>>>>

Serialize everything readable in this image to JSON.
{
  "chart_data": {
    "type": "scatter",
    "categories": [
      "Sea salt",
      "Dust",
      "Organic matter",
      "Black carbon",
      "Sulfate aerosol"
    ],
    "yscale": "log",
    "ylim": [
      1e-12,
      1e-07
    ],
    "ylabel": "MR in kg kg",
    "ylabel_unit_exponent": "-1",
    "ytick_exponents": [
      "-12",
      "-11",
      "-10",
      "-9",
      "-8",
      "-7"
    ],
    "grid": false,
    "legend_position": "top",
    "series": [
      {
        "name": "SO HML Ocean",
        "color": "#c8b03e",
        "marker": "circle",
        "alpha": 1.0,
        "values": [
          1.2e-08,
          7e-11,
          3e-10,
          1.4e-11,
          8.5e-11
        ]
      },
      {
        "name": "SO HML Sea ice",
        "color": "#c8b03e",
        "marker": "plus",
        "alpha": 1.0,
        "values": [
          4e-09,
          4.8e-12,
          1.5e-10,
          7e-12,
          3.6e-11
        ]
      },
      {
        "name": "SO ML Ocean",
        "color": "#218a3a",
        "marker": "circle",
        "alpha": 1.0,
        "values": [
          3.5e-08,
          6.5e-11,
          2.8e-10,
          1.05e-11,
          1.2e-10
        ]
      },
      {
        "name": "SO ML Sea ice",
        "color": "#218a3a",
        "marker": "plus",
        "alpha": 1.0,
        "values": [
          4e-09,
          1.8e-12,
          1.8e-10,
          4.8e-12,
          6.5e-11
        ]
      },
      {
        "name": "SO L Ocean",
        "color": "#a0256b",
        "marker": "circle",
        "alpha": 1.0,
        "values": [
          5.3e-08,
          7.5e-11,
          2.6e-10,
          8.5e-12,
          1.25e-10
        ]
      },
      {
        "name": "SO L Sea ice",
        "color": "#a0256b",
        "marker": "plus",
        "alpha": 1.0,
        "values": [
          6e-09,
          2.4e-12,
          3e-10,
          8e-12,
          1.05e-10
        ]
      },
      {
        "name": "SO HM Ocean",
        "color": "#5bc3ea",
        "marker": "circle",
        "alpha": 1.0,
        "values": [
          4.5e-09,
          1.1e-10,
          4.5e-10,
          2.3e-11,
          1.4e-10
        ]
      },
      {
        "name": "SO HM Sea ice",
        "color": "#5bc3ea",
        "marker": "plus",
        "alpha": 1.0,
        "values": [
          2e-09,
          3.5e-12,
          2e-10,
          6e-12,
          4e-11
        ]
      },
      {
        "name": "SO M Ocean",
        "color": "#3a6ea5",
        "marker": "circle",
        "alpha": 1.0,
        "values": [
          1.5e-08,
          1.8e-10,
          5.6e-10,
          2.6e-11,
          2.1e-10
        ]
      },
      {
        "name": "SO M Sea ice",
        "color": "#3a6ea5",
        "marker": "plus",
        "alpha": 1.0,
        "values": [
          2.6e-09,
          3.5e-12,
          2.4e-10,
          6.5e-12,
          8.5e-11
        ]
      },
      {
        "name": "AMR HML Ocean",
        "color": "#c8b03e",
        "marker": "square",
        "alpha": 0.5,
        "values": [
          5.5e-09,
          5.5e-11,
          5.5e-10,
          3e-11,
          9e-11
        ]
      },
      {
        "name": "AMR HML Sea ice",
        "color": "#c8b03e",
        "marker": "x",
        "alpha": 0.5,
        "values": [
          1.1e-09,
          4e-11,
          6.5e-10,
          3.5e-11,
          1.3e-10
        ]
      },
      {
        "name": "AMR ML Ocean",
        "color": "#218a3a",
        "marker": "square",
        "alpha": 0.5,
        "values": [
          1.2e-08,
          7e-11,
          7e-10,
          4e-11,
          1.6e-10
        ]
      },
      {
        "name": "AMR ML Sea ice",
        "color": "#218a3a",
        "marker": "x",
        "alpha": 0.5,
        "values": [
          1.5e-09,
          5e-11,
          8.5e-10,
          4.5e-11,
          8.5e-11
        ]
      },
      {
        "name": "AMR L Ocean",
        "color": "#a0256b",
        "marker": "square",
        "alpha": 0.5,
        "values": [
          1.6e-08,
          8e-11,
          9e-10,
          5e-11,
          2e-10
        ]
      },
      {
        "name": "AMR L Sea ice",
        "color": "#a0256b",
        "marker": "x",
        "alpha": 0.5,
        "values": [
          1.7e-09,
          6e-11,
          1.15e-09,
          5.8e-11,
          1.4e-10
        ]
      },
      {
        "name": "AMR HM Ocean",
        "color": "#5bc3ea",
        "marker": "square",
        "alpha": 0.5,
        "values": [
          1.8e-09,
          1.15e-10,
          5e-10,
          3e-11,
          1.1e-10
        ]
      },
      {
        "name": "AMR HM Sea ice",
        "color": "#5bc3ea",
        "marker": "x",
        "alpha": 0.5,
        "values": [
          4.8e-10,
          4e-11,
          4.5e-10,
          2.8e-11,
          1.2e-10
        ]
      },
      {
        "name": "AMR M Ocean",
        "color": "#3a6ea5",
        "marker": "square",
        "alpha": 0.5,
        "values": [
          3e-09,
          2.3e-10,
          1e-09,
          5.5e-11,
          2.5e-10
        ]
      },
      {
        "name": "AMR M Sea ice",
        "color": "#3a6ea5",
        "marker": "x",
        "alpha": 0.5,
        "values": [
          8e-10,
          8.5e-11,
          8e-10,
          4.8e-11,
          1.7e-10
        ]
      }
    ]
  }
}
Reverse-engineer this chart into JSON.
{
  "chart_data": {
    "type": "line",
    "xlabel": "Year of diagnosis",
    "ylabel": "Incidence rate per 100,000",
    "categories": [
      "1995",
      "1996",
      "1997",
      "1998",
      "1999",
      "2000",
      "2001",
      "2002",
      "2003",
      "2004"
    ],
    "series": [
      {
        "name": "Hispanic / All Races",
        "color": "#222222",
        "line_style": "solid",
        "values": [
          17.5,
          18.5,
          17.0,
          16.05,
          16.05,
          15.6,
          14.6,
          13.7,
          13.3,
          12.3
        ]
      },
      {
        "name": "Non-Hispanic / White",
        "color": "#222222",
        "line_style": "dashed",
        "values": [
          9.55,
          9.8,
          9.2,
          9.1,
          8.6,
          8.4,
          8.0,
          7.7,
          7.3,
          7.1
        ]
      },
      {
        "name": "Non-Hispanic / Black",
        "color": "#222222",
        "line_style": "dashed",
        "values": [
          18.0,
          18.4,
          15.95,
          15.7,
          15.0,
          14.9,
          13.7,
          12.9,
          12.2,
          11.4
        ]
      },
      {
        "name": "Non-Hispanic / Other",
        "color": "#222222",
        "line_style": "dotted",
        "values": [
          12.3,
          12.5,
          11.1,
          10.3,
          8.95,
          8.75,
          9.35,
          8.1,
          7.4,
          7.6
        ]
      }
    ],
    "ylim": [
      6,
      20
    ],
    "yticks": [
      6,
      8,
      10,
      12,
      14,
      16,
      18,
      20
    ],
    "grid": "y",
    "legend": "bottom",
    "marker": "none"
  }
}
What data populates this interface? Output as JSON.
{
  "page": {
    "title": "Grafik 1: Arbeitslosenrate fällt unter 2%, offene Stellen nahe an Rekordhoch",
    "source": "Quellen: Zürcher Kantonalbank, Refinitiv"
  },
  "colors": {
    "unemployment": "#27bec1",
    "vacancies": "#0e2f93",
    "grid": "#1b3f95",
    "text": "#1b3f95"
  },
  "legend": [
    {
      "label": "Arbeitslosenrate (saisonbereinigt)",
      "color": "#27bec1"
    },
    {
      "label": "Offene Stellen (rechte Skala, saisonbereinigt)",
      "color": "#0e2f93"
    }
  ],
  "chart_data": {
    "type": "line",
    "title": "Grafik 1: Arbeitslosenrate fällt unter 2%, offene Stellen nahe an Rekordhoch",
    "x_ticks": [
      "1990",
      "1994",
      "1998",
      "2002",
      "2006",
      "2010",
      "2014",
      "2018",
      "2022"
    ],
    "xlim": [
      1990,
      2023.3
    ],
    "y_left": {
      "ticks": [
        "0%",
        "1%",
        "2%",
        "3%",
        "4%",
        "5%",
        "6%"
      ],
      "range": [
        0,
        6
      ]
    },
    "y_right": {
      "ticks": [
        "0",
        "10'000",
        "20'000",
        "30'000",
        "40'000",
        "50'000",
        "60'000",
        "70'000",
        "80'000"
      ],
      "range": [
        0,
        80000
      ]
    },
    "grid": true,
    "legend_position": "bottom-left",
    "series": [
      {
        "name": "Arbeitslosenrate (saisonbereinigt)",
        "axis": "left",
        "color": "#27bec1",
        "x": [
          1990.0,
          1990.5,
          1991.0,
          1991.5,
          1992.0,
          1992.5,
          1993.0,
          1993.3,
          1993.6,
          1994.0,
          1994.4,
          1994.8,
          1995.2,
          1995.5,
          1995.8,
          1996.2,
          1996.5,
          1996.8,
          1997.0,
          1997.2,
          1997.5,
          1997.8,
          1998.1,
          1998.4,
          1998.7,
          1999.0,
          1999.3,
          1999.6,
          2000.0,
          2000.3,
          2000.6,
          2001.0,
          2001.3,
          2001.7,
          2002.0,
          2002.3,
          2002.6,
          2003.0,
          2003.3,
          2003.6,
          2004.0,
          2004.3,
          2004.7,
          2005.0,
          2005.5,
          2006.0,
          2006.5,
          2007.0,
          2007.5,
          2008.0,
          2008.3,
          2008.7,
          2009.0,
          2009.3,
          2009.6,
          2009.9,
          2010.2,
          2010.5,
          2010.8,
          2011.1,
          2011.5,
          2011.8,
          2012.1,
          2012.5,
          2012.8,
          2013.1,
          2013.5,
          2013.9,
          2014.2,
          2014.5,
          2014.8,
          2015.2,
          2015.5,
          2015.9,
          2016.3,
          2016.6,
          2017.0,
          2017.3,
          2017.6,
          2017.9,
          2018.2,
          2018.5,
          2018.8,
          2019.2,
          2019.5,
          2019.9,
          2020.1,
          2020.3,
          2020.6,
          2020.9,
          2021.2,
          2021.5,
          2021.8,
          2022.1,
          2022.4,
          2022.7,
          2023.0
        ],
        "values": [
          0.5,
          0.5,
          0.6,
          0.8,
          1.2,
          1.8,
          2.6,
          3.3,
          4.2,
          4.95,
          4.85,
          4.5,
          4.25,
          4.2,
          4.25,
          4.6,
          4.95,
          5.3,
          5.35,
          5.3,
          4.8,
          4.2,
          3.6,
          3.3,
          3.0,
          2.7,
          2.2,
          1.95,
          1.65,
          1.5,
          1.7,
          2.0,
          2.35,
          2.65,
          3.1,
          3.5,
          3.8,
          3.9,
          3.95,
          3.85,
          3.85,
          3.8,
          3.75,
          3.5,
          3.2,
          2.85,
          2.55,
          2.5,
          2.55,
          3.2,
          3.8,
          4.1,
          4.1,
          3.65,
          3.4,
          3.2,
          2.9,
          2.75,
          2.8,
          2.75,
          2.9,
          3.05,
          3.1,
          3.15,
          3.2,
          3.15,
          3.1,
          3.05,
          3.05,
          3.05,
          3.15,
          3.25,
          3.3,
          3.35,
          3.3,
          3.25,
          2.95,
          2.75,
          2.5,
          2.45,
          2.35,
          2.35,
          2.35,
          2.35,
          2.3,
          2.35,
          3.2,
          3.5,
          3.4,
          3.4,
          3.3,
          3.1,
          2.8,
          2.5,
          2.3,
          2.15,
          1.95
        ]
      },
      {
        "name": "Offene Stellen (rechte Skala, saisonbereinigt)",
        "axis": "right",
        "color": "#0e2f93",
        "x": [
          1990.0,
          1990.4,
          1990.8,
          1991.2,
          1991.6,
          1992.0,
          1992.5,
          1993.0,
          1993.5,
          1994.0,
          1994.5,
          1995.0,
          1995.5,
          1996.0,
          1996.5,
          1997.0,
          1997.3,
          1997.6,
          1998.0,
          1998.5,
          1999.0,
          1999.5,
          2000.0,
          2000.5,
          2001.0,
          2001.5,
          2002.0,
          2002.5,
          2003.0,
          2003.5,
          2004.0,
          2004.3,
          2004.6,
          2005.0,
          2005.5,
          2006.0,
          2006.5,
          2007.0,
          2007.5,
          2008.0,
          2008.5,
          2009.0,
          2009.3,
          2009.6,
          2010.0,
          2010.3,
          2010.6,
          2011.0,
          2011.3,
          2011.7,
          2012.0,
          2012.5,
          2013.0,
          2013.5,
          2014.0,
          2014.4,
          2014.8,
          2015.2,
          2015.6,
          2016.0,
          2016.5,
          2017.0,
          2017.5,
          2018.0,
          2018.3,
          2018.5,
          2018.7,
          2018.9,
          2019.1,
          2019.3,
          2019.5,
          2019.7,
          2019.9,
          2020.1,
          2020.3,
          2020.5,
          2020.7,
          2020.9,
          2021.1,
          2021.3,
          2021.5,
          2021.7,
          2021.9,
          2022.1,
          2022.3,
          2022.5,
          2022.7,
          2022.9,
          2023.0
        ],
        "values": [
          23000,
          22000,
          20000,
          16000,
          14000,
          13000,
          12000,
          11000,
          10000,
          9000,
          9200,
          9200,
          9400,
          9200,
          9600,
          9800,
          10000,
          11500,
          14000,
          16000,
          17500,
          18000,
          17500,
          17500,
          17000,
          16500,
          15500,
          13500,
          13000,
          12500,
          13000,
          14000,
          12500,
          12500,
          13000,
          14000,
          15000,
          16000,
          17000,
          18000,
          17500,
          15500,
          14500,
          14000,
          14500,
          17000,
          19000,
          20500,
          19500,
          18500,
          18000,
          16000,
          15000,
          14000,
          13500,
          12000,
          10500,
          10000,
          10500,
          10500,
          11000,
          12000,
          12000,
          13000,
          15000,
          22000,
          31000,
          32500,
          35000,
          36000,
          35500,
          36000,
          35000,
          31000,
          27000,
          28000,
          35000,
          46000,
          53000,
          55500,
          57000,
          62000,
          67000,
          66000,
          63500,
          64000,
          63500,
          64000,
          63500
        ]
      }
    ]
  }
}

<<<<

JOB
From the entries above, pull out each line that includes "Ocean".

ANSWER
        "name": "SO HML Ocean",
        "name": "SO ML Ocean",
        "name": "SO L Ocean",
        "name": "SO HM Ocean",
        "name": "SO M Ocean",
        "name": "AMR HML Ocean",
        "name": "AMR ML Ocean",
        "name": "AMR L Ocean",
        "name": "AMR HM Ocean",
        "name": "AMR M Ocean",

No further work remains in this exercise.